*Documento di origine*.
Poco meno di un quarto della sua descrizione - che ebbe una notevole fortuna editoriale - è riservata ai divertimenti e alle feste, come elementi tipici della cultura veneziana, l'opera, l'arte il fresco, il carnevale, i festini, i  ridotti, e le tante feste pubbliche...
Dieci pagine del libro del Didier trattano delle cortigiane, per il numero dele quali Venezia eccelleva persino su Roma. Il commercio con loro era così diffuso che praticamente tutti, a Venezia, erano contagiati da malattie veneree, senza che le autorità sanitarie intervenissero, perché - questa è la conclusione singolare alla quale il viaggiatore francese perviene - la Repubblica ne faceva uno strumento di conservazione dell'ordine costituito, conoscendo la sua efficacia nel calmare i bollenti spiriti (insomma, vale il detto: tira più un pelo di fica...ndR).

*Elenco dei dati*.
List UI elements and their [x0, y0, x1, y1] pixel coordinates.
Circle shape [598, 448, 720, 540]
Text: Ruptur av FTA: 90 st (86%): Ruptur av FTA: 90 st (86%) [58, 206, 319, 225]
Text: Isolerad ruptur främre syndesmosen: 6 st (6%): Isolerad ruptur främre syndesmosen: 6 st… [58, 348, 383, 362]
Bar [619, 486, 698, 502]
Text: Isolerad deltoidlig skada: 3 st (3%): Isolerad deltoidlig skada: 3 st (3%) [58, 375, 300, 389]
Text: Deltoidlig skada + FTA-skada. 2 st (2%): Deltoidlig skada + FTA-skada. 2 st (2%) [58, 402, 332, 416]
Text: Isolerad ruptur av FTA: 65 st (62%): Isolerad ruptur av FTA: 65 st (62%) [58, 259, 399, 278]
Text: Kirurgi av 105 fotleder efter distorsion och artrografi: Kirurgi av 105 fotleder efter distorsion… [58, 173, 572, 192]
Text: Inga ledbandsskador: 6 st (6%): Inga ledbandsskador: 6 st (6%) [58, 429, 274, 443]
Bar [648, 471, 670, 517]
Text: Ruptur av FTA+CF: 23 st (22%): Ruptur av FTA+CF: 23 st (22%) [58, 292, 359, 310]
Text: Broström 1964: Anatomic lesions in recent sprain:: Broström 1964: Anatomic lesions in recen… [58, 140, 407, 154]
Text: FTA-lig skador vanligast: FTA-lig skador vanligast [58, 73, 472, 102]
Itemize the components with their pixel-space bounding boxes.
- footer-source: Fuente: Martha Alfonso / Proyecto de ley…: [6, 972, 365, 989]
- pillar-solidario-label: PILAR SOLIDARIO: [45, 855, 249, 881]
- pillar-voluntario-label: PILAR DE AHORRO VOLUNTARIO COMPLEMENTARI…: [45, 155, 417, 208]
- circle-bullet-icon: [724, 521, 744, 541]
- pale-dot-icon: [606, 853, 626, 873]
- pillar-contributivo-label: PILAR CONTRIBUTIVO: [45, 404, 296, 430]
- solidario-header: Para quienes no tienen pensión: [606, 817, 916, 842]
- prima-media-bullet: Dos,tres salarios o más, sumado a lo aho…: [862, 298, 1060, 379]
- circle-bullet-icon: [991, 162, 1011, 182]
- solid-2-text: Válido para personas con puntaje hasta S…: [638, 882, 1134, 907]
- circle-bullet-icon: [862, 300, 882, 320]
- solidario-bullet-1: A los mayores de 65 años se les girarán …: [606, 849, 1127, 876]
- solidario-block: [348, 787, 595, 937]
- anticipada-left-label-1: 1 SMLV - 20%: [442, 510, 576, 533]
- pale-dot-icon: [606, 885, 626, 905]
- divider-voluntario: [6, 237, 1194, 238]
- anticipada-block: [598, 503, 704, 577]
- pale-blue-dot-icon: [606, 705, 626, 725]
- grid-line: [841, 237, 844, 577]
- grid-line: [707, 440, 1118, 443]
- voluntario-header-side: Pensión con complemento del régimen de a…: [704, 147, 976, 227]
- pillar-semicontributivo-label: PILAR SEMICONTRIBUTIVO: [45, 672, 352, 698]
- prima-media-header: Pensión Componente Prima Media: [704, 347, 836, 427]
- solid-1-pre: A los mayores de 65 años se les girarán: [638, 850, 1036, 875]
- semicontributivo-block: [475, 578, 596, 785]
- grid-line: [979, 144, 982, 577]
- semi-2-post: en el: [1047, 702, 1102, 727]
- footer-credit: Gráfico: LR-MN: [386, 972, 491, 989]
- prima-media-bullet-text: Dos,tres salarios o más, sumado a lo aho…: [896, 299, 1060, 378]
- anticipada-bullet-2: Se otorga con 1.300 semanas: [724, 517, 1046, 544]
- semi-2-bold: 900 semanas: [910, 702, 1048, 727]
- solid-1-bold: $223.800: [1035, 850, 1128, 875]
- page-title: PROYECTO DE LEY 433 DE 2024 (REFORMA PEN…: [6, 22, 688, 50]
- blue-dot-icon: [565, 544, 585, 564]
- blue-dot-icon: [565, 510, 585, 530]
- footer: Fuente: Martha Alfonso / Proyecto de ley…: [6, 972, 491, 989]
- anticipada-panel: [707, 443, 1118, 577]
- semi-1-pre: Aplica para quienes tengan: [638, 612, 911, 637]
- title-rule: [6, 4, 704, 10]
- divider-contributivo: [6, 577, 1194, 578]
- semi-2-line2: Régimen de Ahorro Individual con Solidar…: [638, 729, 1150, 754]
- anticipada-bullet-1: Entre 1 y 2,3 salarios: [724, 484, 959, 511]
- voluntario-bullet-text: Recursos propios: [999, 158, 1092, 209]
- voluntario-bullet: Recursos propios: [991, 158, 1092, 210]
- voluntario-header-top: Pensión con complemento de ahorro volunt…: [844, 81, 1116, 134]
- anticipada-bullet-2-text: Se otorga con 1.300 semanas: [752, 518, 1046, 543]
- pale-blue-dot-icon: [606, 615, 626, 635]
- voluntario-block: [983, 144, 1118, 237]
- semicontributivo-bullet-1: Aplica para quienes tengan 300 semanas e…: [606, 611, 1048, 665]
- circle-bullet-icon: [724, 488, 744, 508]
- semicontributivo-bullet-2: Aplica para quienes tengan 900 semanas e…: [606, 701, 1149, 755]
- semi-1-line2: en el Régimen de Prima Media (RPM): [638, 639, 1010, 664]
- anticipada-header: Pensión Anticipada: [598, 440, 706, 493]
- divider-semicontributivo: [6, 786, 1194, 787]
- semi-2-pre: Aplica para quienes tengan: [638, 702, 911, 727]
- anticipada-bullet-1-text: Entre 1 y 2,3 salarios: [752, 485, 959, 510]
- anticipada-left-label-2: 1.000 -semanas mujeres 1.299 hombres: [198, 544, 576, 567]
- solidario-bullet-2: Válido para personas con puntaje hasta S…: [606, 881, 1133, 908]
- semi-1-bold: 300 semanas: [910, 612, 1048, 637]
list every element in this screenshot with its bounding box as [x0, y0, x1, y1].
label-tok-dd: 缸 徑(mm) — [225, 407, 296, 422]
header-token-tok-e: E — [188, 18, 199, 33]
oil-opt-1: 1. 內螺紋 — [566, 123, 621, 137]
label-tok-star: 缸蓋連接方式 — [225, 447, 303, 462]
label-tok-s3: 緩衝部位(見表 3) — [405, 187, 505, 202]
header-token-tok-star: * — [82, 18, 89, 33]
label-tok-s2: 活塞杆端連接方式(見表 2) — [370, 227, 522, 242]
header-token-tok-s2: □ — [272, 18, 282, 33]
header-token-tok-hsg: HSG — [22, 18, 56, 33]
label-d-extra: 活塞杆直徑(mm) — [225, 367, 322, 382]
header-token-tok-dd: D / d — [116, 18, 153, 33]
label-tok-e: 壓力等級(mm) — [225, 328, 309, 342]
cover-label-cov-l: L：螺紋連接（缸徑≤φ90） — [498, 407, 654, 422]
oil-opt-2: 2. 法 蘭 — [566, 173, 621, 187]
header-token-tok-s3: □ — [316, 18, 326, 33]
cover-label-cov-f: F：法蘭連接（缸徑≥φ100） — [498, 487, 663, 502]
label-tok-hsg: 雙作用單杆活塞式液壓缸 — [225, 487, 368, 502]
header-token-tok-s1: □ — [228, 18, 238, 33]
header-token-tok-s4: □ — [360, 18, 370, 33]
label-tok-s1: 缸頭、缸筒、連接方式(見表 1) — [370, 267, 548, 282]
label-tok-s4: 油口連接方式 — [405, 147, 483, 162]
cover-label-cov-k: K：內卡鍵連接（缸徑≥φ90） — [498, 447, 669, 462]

*Da svolgere*.
1. Quante pagine del libro del Didier sono dedicate alle cortigiane, secondo il testo su Venezia?
2. Sostituisci "cortigiane" con "meretrici" nel testo su Venezia e riscrivi il passo a partire da "Poco meno di" e proseguendo fino a "pelo di fica...ndR).".
3. Riprendi il testo su Venezia e portalo avanti dopo la sua ultima frase.

*Risposte per compito*.
1. Dieci pagine.

2.
Poco meno di un quarto della sua descrizione - che ebbe una notevole fortuna editoriale - è riservata ai divertimenti e alle feste, come elementi tipici della cultura veneziana, l'opera, l'arte il fresco, il carnevale, i festini, i  ridotti, e le tante feste pubbliche...
Dieci pagine del libro del Didier trattano delle meretrici, per il numero dele quali Venezia eccelleva persino su Roma. Il commercio con loro era così diffuso che praticamente tutti, a Venezia, erano contagiati da malattie veneree, senza che le autorità sanitarie intervenissero, perché - questa è la conclusione singolare alla quale il viaggiatore francese perviene - la Repubblica ne faceva uno strumento di conservazione dell'ordine costituito, conoscendo la sua efficacia nel calmare i bollenti spiriti (insomma, vale il detto: tira più un pelo di fica...ndR).

3.
LE DISTANZE SOCIALI QUASI ABOLITE



Colpisce l'osservatore anche un certo livellamento delle distanze sociali, espressione anch'esso di libertà, attraverso una comunanza di modo di vivere, per cui in un certo palazzo era dato di vedere un nobile al primo piano e una cortigiana al secondo, e nelle festività pubbliche una partecipazione gioiosa di nobili e di popolani, senz anessuna discriminazione (particolare caratteristica che colse anche Goethe nel suo "Viaggio in Italia). 
In questa società felice, afferma egli con sicurezza, anche i contadini godevano di grande libertà e pagavano poche tasse. Professionisti, segretari degli uffici pubblici, notai, indossavano gli stessi abiti dei nobili, tanto era impossibile distinguere gli uni dagli altri..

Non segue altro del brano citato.